_TASK INSTRUCTIONS_: Look through the records below and collect all lines that hold the string "được".

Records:
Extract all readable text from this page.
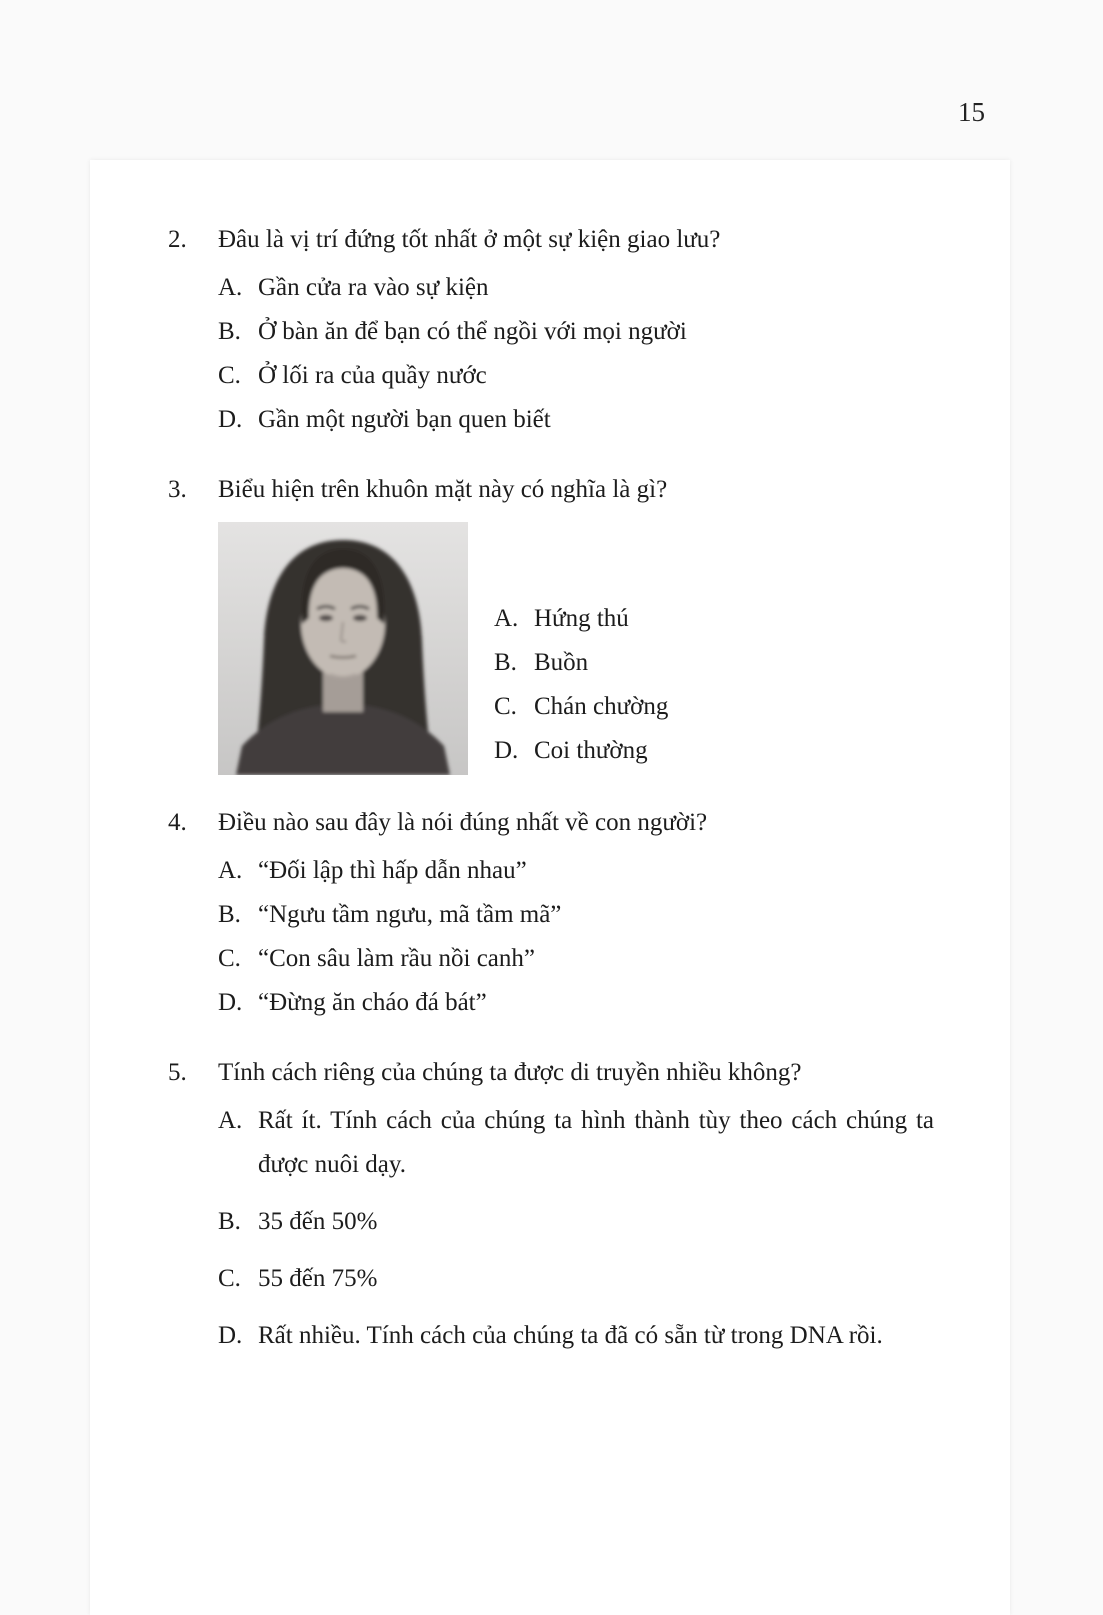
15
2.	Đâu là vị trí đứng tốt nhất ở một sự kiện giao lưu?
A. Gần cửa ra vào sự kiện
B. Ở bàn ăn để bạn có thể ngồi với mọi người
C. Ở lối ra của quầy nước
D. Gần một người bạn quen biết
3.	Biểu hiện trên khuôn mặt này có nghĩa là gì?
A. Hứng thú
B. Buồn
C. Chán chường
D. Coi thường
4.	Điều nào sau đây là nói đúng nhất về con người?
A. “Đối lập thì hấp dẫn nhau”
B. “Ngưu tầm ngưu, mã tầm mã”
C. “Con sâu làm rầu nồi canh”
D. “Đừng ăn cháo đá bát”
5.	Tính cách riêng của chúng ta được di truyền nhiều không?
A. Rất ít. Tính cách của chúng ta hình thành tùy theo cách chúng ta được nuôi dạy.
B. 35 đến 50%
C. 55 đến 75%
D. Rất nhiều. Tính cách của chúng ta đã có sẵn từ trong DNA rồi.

_TASK ANSWER_:
5.	Tính cách riêng của chúng ta được di truyền nhiều không?
A. Rất ít. Tính cách của chúng ta hình thành tùy theo cách chúng ta được nuôi dạy.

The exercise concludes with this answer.